_Description of the task:_ Each entry that follows is to be retyped exactly. Pictures do not belong in the copy.

_Records shown:_
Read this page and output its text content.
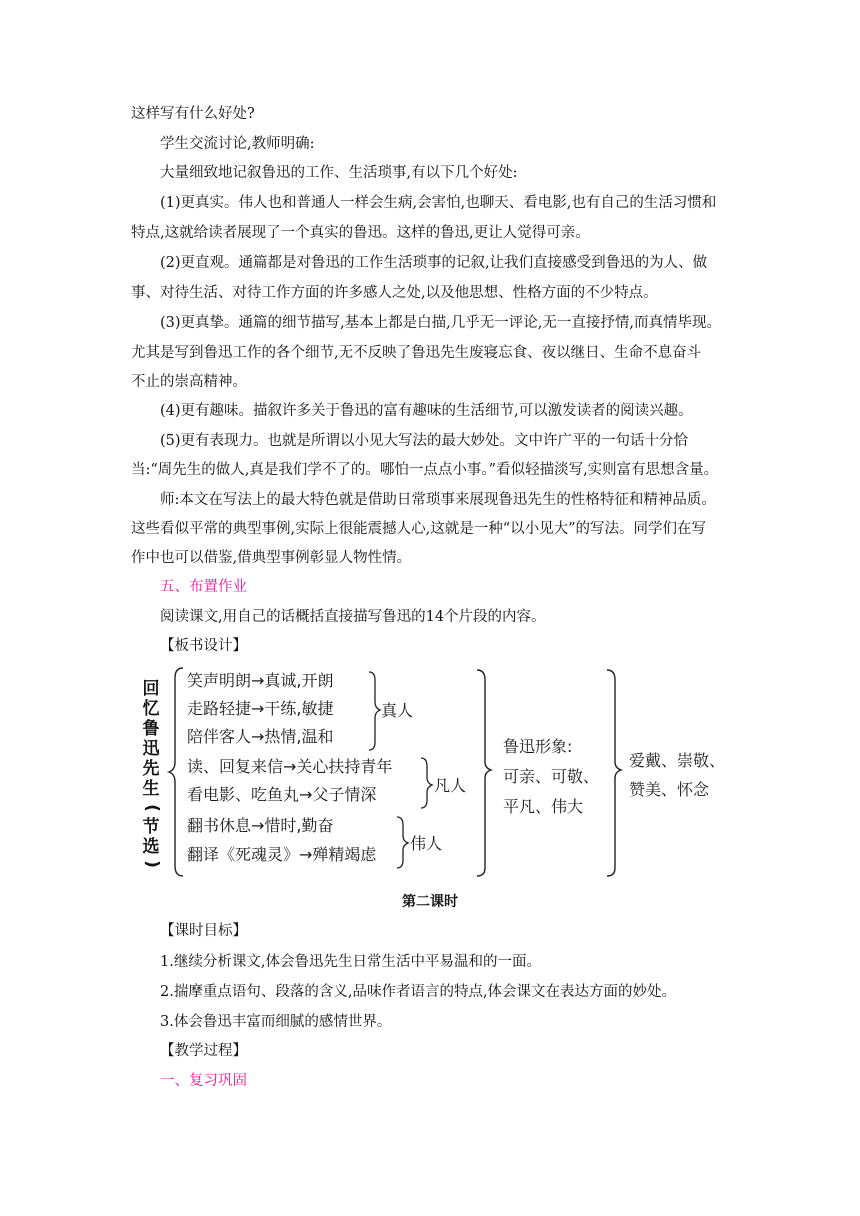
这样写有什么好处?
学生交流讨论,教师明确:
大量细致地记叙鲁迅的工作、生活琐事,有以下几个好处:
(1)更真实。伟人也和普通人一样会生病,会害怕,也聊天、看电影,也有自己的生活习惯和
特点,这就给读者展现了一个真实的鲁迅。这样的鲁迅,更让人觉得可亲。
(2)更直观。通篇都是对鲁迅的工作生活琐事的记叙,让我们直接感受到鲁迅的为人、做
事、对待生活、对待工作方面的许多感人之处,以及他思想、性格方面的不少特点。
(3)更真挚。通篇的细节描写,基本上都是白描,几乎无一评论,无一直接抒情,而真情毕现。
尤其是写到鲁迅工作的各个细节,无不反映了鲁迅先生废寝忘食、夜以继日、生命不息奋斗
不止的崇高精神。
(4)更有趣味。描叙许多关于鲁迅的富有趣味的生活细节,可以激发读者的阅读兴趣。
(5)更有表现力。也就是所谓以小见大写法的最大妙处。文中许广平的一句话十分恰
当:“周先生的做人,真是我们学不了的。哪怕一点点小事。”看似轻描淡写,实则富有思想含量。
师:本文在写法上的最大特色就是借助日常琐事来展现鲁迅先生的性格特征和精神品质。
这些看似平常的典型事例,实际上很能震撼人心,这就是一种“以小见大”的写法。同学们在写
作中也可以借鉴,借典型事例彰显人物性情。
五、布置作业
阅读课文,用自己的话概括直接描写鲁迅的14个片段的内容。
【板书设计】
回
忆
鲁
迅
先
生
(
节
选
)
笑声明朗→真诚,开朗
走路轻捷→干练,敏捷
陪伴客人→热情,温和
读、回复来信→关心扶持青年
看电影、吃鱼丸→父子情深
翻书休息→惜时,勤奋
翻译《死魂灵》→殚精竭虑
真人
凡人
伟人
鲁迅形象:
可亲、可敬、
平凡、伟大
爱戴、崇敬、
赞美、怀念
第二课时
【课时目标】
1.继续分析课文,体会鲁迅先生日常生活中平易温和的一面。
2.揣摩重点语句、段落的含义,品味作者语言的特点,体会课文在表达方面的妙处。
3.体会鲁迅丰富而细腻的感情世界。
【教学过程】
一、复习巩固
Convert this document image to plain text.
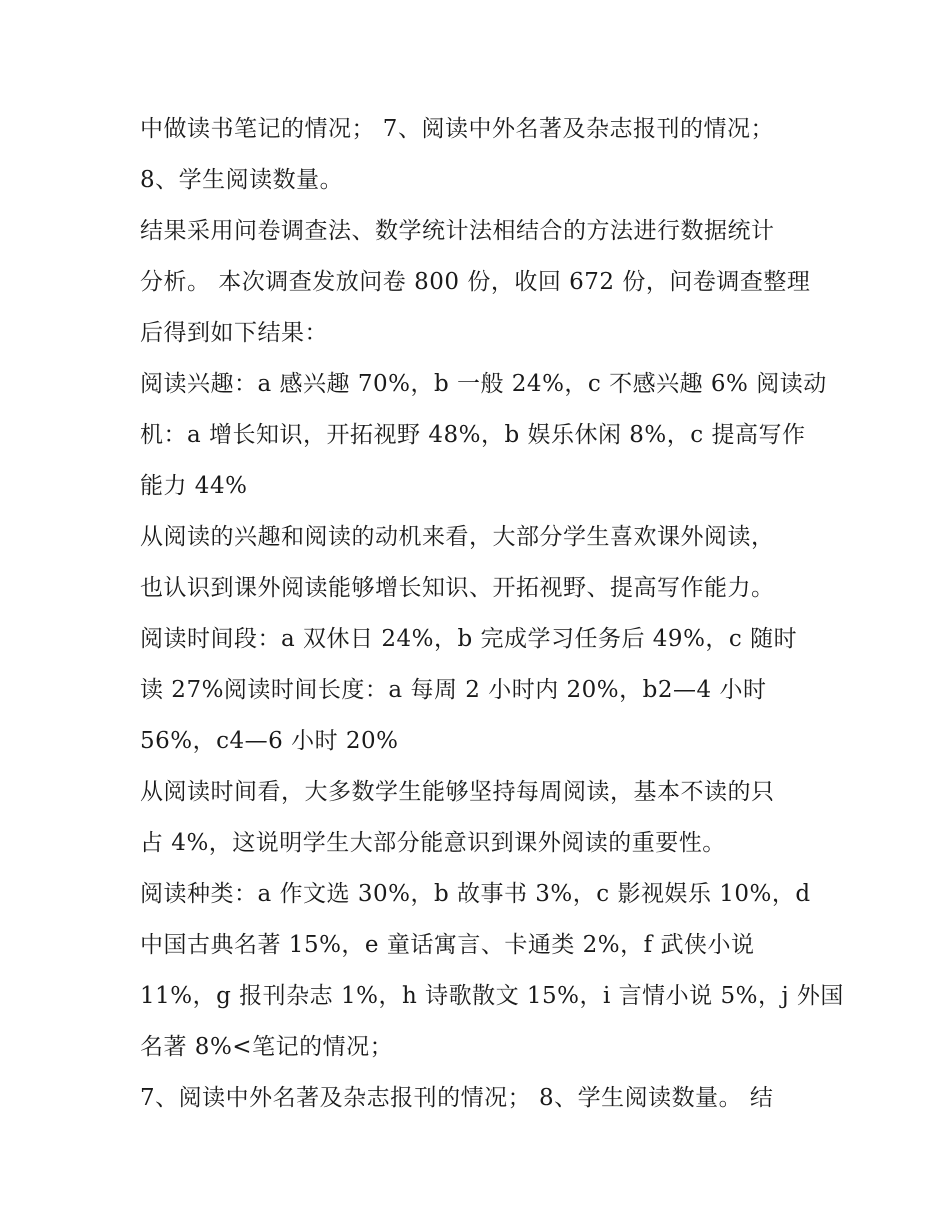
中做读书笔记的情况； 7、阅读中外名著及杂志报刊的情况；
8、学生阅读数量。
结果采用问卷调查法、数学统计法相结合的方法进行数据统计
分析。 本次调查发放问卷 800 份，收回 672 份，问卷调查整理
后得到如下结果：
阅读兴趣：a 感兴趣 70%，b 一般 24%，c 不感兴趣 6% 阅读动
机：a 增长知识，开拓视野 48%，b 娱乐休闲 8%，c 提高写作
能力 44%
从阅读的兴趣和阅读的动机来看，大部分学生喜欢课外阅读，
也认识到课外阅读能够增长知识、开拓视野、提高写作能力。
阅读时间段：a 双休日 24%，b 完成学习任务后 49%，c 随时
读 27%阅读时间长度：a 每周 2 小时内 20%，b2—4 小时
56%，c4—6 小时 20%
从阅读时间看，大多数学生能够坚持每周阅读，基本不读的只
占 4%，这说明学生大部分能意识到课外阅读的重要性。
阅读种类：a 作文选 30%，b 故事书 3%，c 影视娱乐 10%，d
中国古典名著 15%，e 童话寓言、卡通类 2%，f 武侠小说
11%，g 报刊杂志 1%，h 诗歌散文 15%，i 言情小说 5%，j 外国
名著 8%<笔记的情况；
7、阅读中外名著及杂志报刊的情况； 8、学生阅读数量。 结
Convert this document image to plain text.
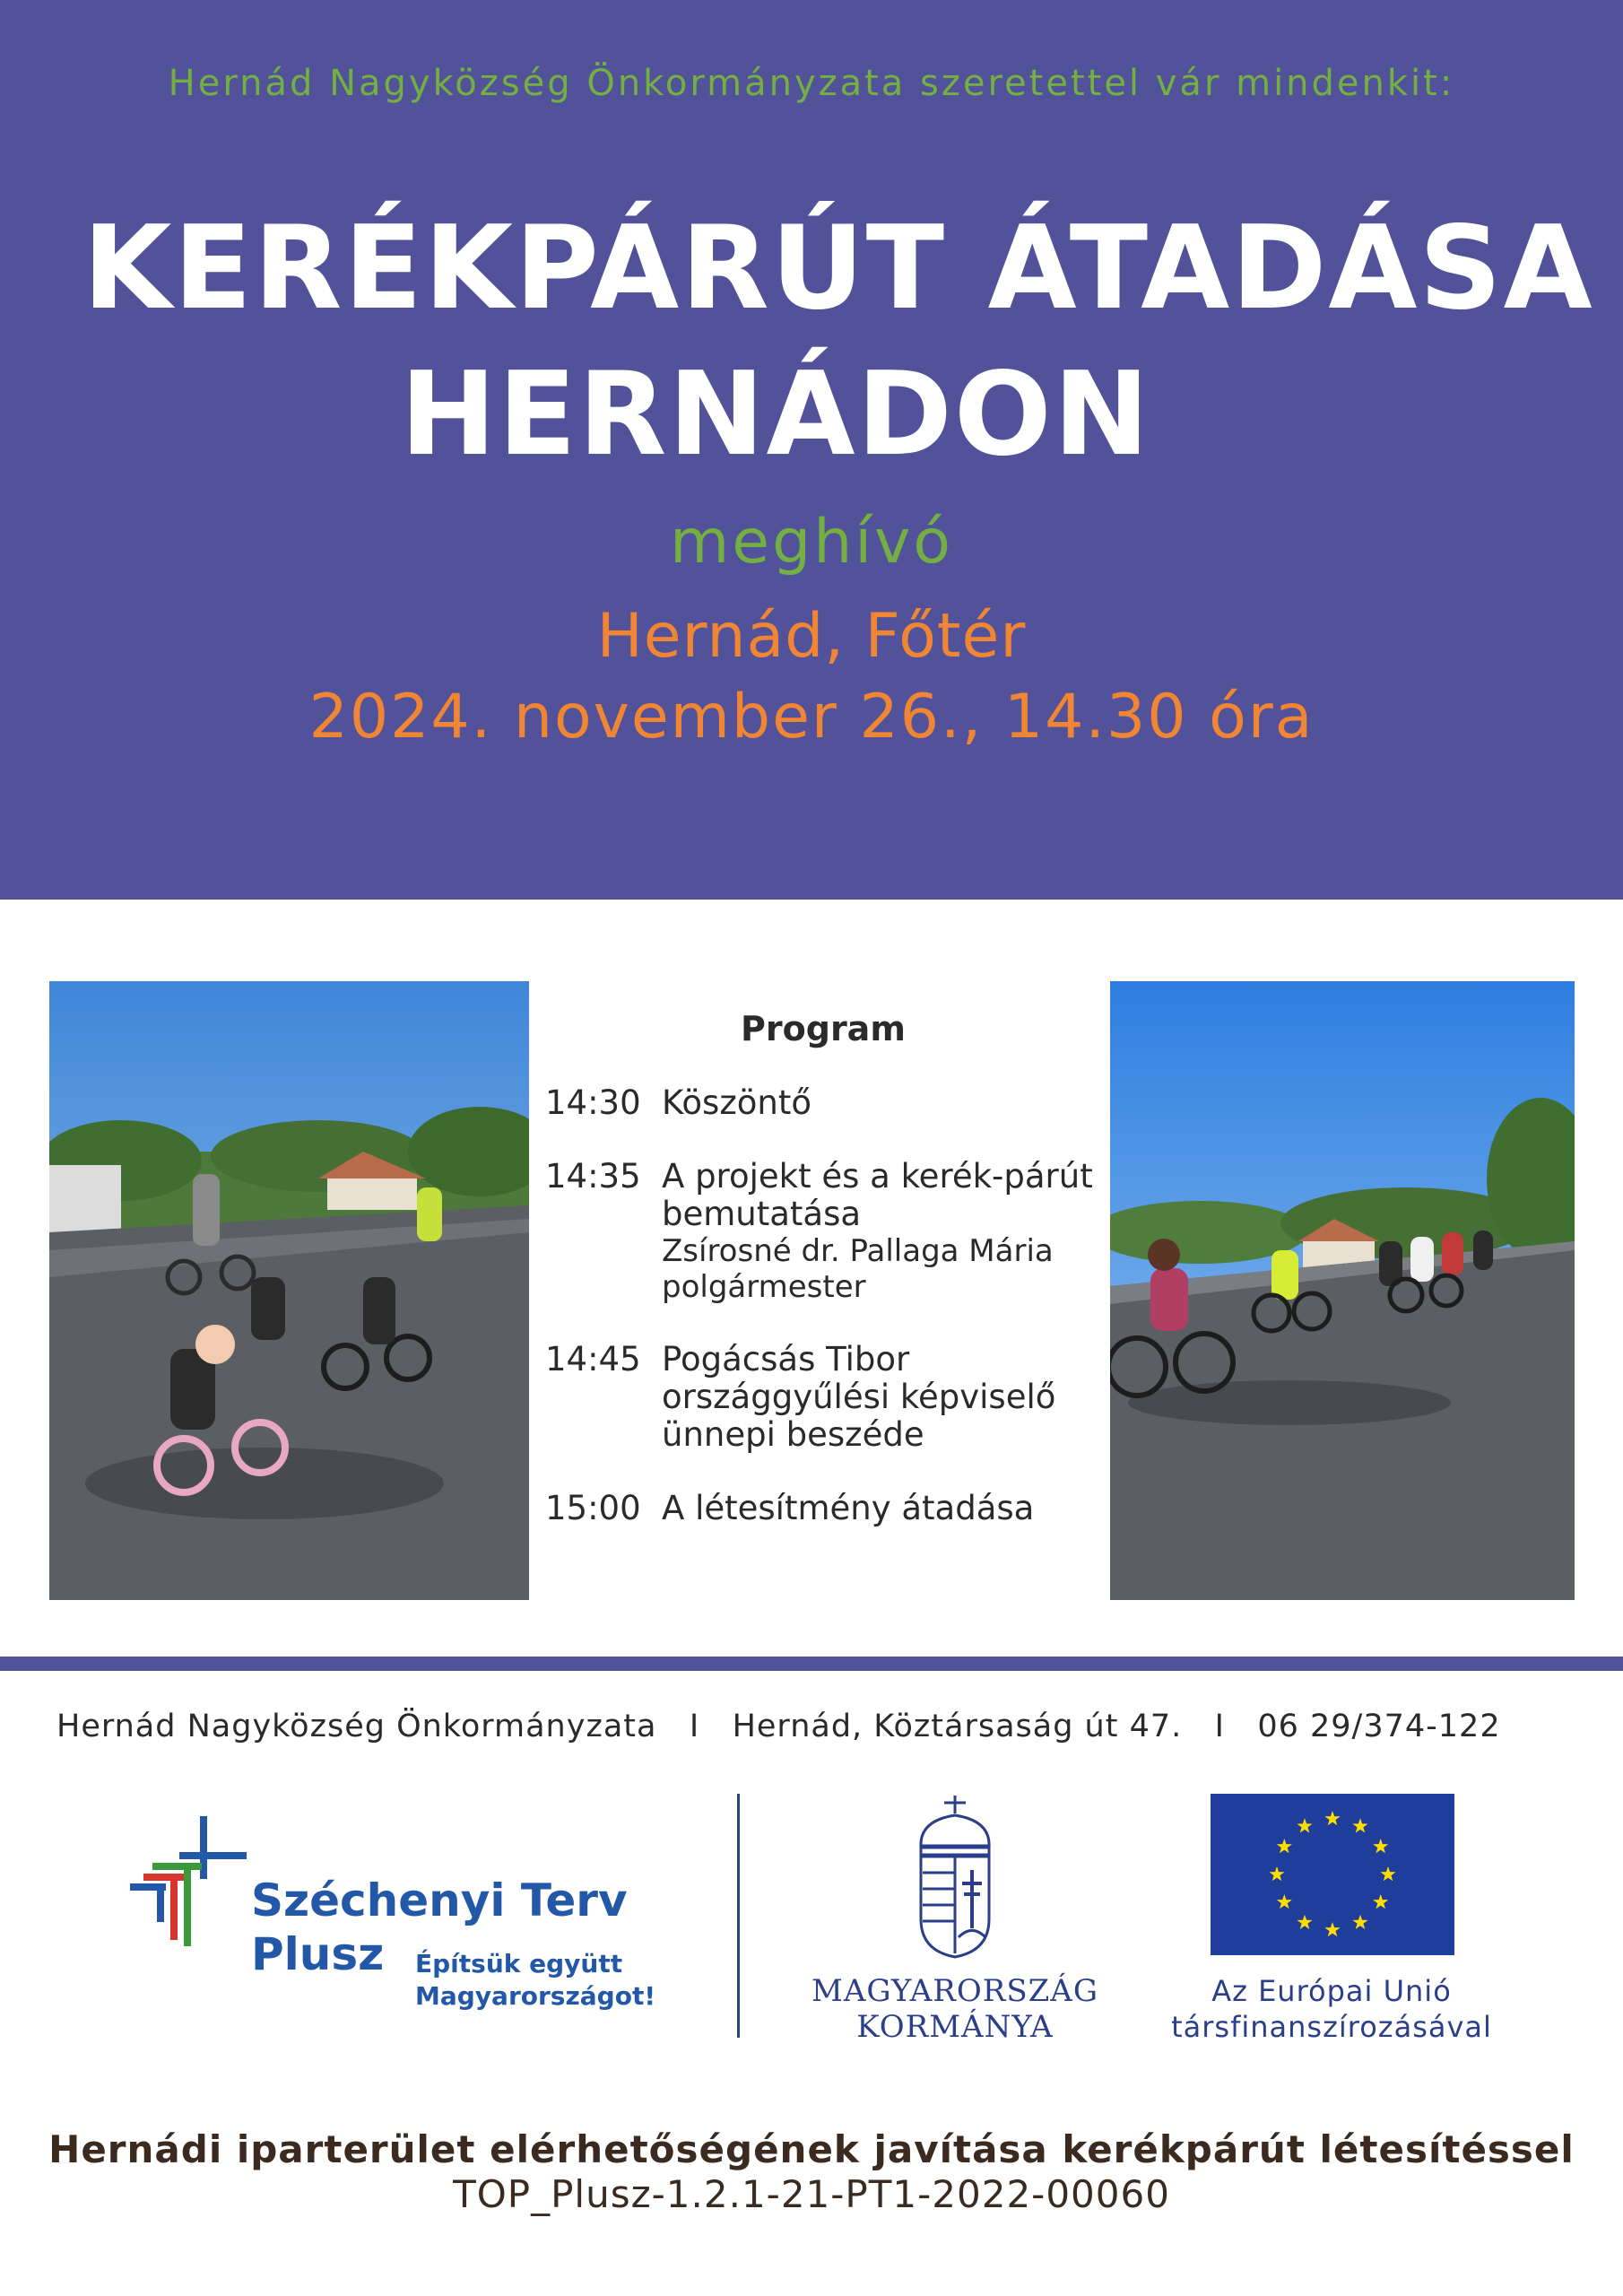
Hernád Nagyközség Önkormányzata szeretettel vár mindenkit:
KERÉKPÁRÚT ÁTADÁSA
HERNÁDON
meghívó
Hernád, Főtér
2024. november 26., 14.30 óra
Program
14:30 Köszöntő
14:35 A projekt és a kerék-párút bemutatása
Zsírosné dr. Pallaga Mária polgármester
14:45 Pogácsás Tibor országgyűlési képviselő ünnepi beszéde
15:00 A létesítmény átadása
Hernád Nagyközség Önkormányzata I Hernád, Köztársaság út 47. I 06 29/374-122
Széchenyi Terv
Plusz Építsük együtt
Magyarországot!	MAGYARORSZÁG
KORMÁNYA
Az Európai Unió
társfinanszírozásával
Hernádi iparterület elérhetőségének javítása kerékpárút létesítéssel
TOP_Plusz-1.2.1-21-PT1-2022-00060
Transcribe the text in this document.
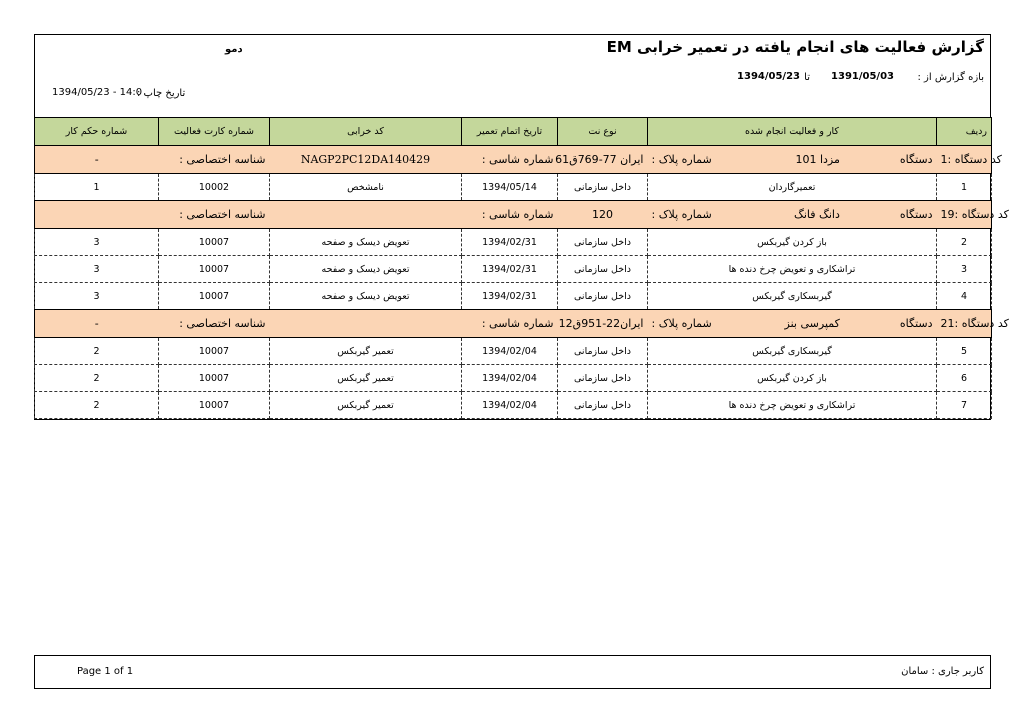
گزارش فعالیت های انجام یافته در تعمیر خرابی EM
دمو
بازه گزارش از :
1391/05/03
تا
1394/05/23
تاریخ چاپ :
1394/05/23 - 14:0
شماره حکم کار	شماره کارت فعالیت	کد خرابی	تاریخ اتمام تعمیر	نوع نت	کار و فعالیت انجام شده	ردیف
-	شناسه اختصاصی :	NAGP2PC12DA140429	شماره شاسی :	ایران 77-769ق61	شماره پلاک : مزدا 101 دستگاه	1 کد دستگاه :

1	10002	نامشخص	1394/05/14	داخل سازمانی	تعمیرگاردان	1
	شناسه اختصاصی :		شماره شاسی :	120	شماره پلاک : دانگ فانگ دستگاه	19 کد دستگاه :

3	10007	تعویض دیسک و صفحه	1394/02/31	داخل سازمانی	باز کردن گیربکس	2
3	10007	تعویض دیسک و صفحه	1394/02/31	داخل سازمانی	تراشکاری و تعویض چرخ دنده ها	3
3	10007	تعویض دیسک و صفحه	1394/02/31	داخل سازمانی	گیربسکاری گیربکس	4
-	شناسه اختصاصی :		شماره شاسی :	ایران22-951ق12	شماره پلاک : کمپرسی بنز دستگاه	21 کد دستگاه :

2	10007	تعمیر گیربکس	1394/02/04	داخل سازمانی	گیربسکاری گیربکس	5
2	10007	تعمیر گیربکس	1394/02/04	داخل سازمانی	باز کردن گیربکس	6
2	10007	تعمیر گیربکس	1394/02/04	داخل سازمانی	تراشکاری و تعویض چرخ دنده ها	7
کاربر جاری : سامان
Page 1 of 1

_Written answer:_
Read this page and output its text content.
这样写有什么好处?
学生交流讨论,教师明确:
大量细致地记叙鲁迅的工作、生活琐事,有以下几个好处:
(1)更真实。伟人也和普通人一样会生病,会害怕,也聊天、看电影,也有自己的生活习惯和
特点,这就给读者展现了一个真实的鲁迅。这样的鲁迅,更让人觉得可亲。
(2)更直观。通篇都是对鲁迅的工作生活琐事的记叙,让我们直接感受到鲁迅的为人、做
事、对待生活、对待工作方面的许多感人之处,以及他思想、性格方面的不少特点。
(3)更真挚。通篇的细节描写,基本上都是白描,几乎无一评论,无一直接抒情,而真情毕现。
尤其是写到鲁迅工作的各个细节,无不反映了鲁迅先生废寝忘食、夜以继日、生命不息奋斗
不止的崇高精神。
(4)更有趣味。描叙许多关于鲁迅的富有趣味的生活细节,可以激发读者的阅读兴趣。
(5)更有表现力。也就是所谓以小见大写法的最大妙处。文中许广平的一句话十分恰
当:“周先生的做人,真是我们学不了的。哪怕一点点小事。”看似轻描淡写,实则富有思想含量。
师:本文在写法上的最大特色就是借助日常琐事来展现鲁迅先生的性格特征和精神品质。
这些看似平常的典型事例,实际上很能震撼人心,这就是一种“以小见大”的写法。同学们在写
作中也可以借鉴,借典型事例彰显人物性情。
五、布置作业
阅读课文,用自己的话概括直接描写鲁迅的14个片段的内容。
【板书设计】
回
忆
鲁
迅
先
生
(
节
选
)
笑声明朗→真诚,开朗
走路轻捷→干练,敏捷
陪伴客人→热情,温和
读、回复来信→关心扶持青年
看电影、吃鱼丸→父子情深
翻书休息→惜时,勤奋
翻译《死魂灵》→殚精竭虑
真人
凡人
伟人
鲁迅形象:
可亲、可敬、
平凡、伟大
爱戴、崇敬、
赞美、怀念
第二课时
【课时目标】
1.继续分析课文,体会鲁迅先生日常生活中平易温和的一面。
2.揣摩重点语句、段落的含义,品味作者语言的特点,体会课文在表达方面的妙处。
3.体会鲁迅丰富而细腻的感情世界。
【教学过程】
一、复习巩固
Convert this document image to plain text.
中做读书笔记的情况； 7、阅读中外名著及杂志报刊的情况；
8、学生阅读数量。
结果采用问卷调查法、数学统计法相结合的方法进行数据统计
分析。 本次调查发放问卷 800 份，收回 672 份，问卷调查整理
后得到如下结果：
阅读兴趣：a 感兴趣 70%，b 一般 24%，c 不感兴趣 6% 阅读动
机：a 增长知识，开拓视野 48%，b 娱乐休闲 8%，c 提高写作
能力 44%
从阅读的兴趣和阅读的动机来看，大部分学生喜欢课外阅读，
也认识到课外阅读能够增长知识、开拓视野、提高写作能力。
阅读时间段：a 双休日 24%，b 完成学习任务后 49%，c 随时
读 27%阅读时间长度：a 每周 2 小时内 20%，b2—4 小时
56%，c4—6 小时 20%
从阅读时间看，大多数学生能够坚持每周阅读，基本不读的只
占 4%，这说明学生大部分能意识到课外阅读的重要性。
阅读种类：a 作文选 30%，b 故事书 3%，c 影视娱乐 10%，d
中国古典名著 15%，e 童话寓言、卡通类 2%，f 武侠小说
11%，g 报刊杂志 1%，h 诗歌散文 15%，i 言情小说 5%，j 外国
名著 8%<笔记的情况；
7、阅读中外名著及杂志报刊的情况； 8、学生阅读数量。 结
Convert this document image to plain text.
Hernád Nagyközség Önkormányzata szeretettel vár mindenkit:
KERÉKPÁRÚT ÁTADÁSA
HERNÁDON
meghívó
Hernád, Főtér
2024. november 26., 14.30 óra
Program
14:30 Köszöntő
14:35 A projekt és a kerék-párút bemutatása
Zsírosné dr. Pallaga Mária polgármester
14:45 Pogácsás Tibor országgyűlési képviselő ünnepi beszéde
15:00 A létesítmény átadása
Hernád Nagyközség Önkormányzata I Hernád, Köztársaság út 47. I 06 29/374-122
Széchenyi Terv
Plusz Építsük együtt
Magyarországot!	MAGYARORSZÁG
KORMÁNYA
Az Európai Unió
társfinanszírozásával
Hernádi iparterület elérhetőségének javítása kerékpárút létesítéssel
TOP_Plusz-1.2.1-21-PT1-2022-00060
Transcribe the text in this document.
گزارش فعالیت های انجام یافته در تعمیر خرابی EM
دمو
بازه گزارش از :
1391/05/03
تا
1394/05/23
تاریخ چاپ :
1394/05/23 - 14:0
شماره حکم کار	شماره کارت فعالیت	کد خرابی	تاریخ اتمام تعمیر	نوع نت	کار و فعالیت انجام شده	ردیف
-	شناسه اختصاصی :	NAGP2PC12DA140429	شماره شاسی :	ایران 77-769ق61	شماره پلاک : مزدا 101 دستگاه	1 کد دستگاه :

1	10002	نامشخص	1394/05/14	داخل سازمانی	تعمیرگاردان	1
	شناسه اختصاصی :		شماره شاسی :	120	شماره پلاک : دانگ فانگ دستگاه	19 کد دستگاه :

3	10007	تعویض دیسک و صفحه	1394/02/31	داخل سازمانی	باز کردن گیربکس	2
3	10007	تعویض دیسک و صفحه	1394/02/31	داخل سازمانی	تراشکاری و تعویض چرخ دنده ها	3
3	10007	تعویض دیسک و صفحه	1394/02/31	داخل سازمانی	گیربسکاری گیربکس	4
-	شناسه اختصاصی :		شماره شاسی :	ایران22-951ق12	شماره پلاک : کمپرسی بنز دستگاه	21 کد دستگاه :

2	10007	تعمیر گیربکس	1394/02/04	داخل سازمانی	گیربسکاری گیربکس	5
2	10007	تعمیر گیربکس	1394/02/04	داخل سازمانی	باز کردن گیربکس	6
2	10007	تعمیر گیربکس	1394/02/04	داخل سازمانی	تراشکاری و تعویض چرخ دنده ها	7
کاربر جاری : سامان
Page 1 of 1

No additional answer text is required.